# [To be done]
Set every record down verbatim and omit the pictures.

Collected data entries
________

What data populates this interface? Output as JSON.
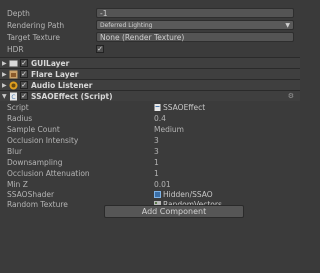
{
  "camera": {
    "depth": {
      "label": "Depth",
      "value": "-1"
    },
    "rendering_path": {
      "label": "Rendering Path",
      "value": "Deferred Lighting"
    },
    "target_texture": {
      "label": "Target Texture",
      "value": "None (Render Texture)"
    },
    "hdr": {
      "label": "HDR",
      "checked": true
    }
  },
  "components": [
    {
      "name": "GUILayer",
      "enabled": true,
      "icon": "gui-layer-icon"
    },
    {
      "name": "Flare Layer",
      "enabled": true,
      "icon": "flare-layer-icon"
    },
    {
      "name": "Audio Listener",
      "enabled": true,
      "icon": "audio-listener-icon"
    },
    {
      "name": "SSAOEffect (Script)",
      "enabled": true,
      "icon": "script-icon"
    }
  ],
  "ssao": {
    "props": [
      {
        "label": "Script",
        "value": "SSAOEffect"
      },
      {
        "label": "Radius",
        "value": "0.4"
      },
      {
        "label": "Sample Count",
        "value": "Medium"
      },
      {
        "label": "Occlusion Intensity",
        "value": "3"
      },
      {
        "label": "Blur",
        "value": "3"
      },
      {
        "label": "Downsampling",
        "value": "1"
      },
      {
        "label": "Occlusion Attenuation",
        "value": "1"
      },
      {
        "label": "Min Z",
        "value": "0.01"
      },
      {
        "label": "SSAOShader",
        "value": "Hidden/SSAO"
      },
      {
        "label": "Random Texture",
        "value": "RandomVectors"
      }
    ]
  },
  "add_component_label": "Add Component",
  "colors": {
    "background": "#3b3b3b",
    "field": "#545454",
    "text": "#b4b4b4"
  }
}
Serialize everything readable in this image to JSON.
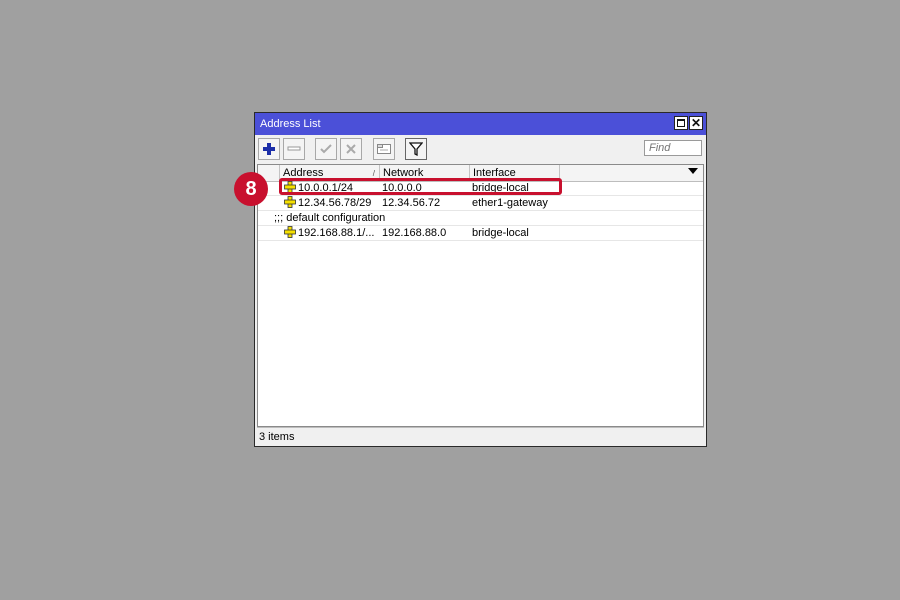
{
  "window": {
    "title": "Address List"
  },
  "toolbar": {
    "add": "add-icon",
    "remove": "remove-icon",
    "enable": "check-icon",
    "disable": "x-icon",
    "comment": "comment-icon",
    "filter": "filter-icon",
    "find_placeholder": "Find"
  },
  "table": {
    "columns": [
      "Address",
      "Network",
      "Interface"
    ],
    "sort_indicator": "/",
    "rows": [
      {
        "address": "10.0.0.1/24",
        "network": "10.0.0.0",
        "interface": "bridge-local"
      },
      {
        "address": "12.34.56.78/29",
        "network": "12.34.56.72",
        "interface": "ether1-gateway"
      },
      {
        "comment": ";;; default configuration"
      },
      {
        "address": "192.168.88.1/...",
        "network": "192.168.88.0",
        "interface": "bridge-local"
      }
    ]
  },
  "status": {
    "items": "3 items"
  },
  "annotation": {
    "step": "8",
    "color": "#c8102e"
  },
  "colors": {
    "titlebar": "#4b50d8",
    "background": "#a0a0a0"
  }
}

________

# [Answer to this exercise]
What data populates this interface? Output as JSON.
{
  "camera": {
    "depth": {
      "label": "Depth",
      "value": "-1"
    },
    "rendering_path": {
      "label": "Rendering Path",
      "value": "Deferred Lighting"
    },
    "target_texture": {
      "label": "Target Texture",
      "value": "None (Render Texture)"
    },
    "hdr": {
      "label": "HDR",
      "checked": true
    }
  },
  "components": [
    {
      "name": "GUILayer",
      "enabled": true,
      "icon": "gui-layer-icon"
    },
    {
      "name": "Flare Layer",
      "enabled": true,
      "icon": "flare-layer-icon"
    },
    {
      "name": "Audio Listener",
      "enabled": true,
      "icon": "audio-listener-icon"
    },
    {
      "name": "SSAOEffect (Script)",
      "enabled": true,
      "icon": "script-icon"
    }
  ],
  "ssao": {
    "props": [
      {
        "label": "Script",
        "value": "SSAOEffect"
      },
      {
        "label": "Radius",
        "value": "0.4"
      },
      {
        "label": "Sample Count",
        "value": "Medium"
      },
      {
        "label": "Occlusion Intensity",
        "value": "3"
      },
      {
        "label": "Blur",
        "value": "3"
      },
      {
        "label": "Downsampling",
        "value": "1"
      },
      {
        "label": "Occlusion Attenuation",
        "value": "1"
      },
      {
        "label": "Min Z",
        "value": "0.01"
      },
      {
        "label": "SSAOShader",
        "value": "Hidden/SSAO"
      },
      {
        "label": "Random Texture",
        "value": "RandomVectors"
      }
    ]
  },
  "add_component_label": "Add Component",
  "colors": {
    "background": "#3b3b3b",
    "field": "#545454",
    "text": "#b4b4b4"
  }
}
Serialize everything readable in this image to JSON.
{
  "window": {
    "title": "Address List"
  },
  "toolbar": {
    "add": "add-icon",
    "remove": "remove-icon",
    "enable": "check-icon",
    "disable": "x-icon",
    "comment": "comment-icon",
    "filter": "filter-icon",
    "find_placeholder": "Find"
  },
  "table": {
    "columns": [
      "Address",
      "Network",
      "Interface"
    ],
    "sort_indicator": "/",
    "rows": [
      {
        "address": "10.0.0.1/24",
        "network": "10.0.0.0",
        "interface": "bridge-local"
      },
      {
        "address": "12.34.56.78/29",
        "network": "12.34.56.72",
        "interface": "ether1-gateway"
      },
      {
        "comment": ";;; default configuration"
      },
      {
        "address": "192.168.88.1/...",
        "network": "192.168.88.0",
        "interface": "bridge-local"
      }
    ]
  },
  "status": {
    "items": "3 items"
  },
  "annotation": {
    "step": "8",
    "color": "#c8102e"
  },
  "colors": {
    "titlebar": "#4b50d8",
    "background": "#a0a0a0"
  }
}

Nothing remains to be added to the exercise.